- EXERCISE DIRECTIONS:
Gather all lines in the entries that include the word "errors".

- ENTRIES:
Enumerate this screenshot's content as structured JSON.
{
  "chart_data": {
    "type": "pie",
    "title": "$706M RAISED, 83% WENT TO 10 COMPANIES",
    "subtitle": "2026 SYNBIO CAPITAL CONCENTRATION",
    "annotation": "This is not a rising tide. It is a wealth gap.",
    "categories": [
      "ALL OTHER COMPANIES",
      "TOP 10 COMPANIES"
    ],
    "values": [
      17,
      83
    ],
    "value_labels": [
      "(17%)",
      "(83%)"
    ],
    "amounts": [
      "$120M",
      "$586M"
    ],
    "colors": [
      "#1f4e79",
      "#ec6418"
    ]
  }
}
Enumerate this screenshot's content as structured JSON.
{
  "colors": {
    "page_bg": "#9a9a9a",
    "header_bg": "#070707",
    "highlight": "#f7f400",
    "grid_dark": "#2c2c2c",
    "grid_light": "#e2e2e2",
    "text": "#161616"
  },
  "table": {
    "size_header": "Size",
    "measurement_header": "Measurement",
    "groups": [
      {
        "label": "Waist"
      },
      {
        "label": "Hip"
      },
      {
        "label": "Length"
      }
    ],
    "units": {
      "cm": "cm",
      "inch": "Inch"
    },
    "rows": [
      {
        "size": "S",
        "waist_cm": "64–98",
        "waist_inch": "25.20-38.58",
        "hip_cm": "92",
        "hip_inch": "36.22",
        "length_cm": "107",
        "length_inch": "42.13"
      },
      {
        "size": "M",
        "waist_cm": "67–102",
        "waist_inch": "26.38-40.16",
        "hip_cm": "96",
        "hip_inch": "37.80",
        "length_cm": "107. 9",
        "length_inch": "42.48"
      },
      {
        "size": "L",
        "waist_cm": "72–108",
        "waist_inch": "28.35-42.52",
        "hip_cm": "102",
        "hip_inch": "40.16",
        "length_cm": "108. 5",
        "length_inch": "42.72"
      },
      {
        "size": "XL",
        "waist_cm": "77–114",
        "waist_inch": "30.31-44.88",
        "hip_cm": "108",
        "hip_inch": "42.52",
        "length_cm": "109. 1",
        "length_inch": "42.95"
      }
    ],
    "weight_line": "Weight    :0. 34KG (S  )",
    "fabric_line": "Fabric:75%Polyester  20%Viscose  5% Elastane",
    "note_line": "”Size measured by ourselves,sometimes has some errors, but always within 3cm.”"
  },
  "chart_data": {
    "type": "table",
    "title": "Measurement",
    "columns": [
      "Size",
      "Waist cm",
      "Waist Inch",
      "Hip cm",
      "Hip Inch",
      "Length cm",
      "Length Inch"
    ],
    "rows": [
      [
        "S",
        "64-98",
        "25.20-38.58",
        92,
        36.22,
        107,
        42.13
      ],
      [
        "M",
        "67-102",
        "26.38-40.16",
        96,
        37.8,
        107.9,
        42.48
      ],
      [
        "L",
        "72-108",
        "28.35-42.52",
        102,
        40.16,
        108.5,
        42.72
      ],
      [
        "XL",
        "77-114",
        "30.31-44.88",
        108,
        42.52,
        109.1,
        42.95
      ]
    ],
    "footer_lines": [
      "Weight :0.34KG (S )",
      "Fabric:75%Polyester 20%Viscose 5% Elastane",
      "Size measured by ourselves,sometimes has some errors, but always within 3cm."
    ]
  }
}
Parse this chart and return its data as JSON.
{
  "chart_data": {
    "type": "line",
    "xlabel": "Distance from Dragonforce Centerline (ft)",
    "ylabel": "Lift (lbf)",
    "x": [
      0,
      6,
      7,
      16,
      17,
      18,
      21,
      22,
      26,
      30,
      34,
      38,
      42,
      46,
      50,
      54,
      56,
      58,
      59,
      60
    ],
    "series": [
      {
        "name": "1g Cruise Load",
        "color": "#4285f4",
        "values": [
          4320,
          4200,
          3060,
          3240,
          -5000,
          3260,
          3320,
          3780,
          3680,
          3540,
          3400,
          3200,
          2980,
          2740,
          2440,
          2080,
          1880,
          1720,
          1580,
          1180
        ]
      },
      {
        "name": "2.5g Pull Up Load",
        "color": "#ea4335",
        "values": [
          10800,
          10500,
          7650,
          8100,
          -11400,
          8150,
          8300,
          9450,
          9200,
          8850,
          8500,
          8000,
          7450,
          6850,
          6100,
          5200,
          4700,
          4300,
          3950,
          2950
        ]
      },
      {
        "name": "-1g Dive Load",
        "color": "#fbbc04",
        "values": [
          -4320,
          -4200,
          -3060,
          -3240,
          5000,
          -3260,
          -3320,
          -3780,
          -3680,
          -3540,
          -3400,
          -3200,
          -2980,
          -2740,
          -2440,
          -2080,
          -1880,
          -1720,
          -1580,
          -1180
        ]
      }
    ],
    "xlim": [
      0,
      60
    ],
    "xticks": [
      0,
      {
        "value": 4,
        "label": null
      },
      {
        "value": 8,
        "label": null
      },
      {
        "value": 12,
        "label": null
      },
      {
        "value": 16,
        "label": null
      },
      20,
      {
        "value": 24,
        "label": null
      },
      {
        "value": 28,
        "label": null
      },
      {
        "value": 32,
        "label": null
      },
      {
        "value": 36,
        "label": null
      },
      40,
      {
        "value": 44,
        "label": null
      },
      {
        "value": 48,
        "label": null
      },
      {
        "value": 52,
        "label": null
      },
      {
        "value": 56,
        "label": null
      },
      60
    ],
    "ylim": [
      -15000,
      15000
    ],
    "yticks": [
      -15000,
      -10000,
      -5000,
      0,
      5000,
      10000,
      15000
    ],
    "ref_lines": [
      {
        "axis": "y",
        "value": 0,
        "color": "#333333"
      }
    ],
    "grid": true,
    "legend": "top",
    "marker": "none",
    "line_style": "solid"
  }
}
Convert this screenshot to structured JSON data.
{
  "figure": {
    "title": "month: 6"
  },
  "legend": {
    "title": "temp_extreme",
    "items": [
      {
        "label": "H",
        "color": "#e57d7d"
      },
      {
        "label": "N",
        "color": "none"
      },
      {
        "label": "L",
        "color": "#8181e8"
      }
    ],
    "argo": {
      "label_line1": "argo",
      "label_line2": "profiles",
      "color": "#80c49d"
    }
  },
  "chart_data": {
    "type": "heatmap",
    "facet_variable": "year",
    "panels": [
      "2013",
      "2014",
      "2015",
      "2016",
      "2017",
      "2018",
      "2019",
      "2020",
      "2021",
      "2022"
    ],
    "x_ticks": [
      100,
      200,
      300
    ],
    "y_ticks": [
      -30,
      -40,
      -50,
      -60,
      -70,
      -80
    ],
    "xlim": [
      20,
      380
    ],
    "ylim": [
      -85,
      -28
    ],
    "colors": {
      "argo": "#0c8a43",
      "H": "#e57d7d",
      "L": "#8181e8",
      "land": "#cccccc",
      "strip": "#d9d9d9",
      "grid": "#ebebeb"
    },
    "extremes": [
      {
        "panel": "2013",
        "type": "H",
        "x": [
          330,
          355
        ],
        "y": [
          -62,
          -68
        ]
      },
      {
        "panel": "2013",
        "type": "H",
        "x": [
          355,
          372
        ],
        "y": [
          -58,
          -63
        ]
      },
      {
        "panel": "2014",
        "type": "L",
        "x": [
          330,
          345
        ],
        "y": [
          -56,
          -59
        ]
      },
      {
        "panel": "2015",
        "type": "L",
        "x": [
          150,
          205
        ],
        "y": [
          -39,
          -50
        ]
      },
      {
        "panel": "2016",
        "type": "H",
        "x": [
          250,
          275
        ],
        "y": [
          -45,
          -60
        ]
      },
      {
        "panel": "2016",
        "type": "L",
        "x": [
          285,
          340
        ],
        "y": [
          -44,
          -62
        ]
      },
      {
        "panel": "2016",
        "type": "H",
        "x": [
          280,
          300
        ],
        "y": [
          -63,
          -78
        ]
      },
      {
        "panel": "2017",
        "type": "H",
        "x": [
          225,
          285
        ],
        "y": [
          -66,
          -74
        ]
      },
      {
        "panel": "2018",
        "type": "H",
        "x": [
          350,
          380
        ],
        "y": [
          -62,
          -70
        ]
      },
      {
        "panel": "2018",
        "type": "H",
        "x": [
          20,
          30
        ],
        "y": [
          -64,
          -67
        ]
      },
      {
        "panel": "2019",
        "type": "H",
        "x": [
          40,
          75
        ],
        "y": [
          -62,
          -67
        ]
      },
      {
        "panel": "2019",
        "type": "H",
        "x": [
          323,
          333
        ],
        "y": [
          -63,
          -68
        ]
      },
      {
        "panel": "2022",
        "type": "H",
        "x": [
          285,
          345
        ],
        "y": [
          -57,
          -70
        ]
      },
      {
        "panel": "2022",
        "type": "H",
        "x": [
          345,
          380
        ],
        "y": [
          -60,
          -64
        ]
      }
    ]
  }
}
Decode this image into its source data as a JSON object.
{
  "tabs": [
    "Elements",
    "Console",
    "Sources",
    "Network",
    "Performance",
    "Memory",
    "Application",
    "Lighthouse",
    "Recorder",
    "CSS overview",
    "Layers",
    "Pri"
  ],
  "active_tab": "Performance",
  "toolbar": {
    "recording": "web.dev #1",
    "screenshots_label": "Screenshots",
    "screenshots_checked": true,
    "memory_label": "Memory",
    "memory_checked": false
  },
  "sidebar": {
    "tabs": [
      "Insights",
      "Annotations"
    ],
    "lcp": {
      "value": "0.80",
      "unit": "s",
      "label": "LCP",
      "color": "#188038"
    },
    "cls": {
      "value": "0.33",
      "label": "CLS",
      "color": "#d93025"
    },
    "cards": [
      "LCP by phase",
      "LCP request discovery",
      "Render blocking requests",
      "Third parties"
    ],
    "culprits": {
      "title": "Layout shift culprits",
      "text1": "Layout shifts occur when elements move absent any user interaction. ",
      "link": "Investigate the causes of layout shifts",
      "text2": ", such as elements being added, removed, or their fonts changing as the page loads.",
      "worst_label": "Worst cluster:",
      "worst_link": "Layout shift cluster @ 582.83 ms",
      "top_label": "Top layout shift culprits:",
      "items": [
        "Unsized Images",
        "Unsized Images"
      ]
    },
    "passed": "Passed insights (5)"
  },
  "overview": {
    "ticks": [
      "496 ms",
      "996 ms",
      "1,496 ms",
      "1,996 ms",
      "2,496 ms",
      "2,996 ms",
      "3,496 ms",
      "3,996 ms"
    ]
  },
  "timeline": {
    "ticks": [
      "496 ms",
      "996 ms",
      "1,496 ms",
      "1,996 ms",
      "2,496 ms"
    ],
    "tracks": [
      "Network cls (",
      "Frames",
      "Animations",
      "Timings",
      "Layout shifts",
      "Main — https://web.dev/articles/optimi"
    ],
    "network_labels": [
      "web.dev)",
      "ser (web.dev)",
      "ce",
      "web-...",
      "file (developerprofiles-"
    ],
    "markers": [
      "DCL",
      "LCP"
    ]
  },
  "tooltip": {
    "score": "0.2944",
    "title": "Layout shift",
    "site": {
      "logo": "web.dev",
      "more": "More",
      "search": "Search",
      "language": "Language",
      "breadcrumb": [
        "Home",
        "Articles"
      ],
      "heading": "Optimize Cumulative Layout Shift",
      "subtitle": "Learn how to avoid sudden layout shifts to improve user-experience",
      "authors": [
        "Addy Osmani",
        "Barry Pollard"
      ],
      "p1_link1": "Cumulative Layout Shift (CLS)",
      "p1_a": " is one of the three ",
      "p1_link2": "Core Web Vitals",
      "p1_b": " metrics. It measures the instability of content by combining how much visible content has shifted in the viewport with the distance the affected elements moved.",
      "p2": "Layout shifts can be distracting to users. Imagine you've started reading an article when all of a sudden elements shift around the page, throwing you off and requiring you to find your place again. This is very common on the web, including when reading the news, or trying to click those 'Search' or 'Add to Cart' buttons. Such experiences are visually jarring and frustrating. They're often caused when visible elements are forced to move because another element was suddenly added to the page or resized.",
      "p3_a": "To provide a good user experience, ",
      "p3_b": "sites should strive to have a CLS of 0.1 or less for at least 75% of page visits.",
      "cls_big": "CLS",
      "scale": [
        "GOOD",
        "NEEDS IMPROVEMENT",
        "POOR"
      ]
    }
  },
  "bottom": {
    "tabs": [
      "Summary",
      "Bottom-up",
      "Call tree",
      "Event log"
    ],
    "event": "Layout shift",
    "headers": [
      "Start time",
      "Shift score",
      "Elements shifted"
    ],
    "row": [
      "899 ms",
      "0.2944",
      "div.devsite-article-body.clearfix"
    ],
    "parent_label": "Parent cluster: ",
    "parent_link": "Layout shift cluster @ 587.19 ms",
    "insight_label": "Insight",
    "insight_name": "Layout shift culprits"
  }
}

- REPLY TO THE EXERCISE:
    "note_line": "”Size measured by ourselves,sometimes has some errors, but always within 3cm.”"
      "Size measured by ourselves,sometimes has some errors, but always within 3cm."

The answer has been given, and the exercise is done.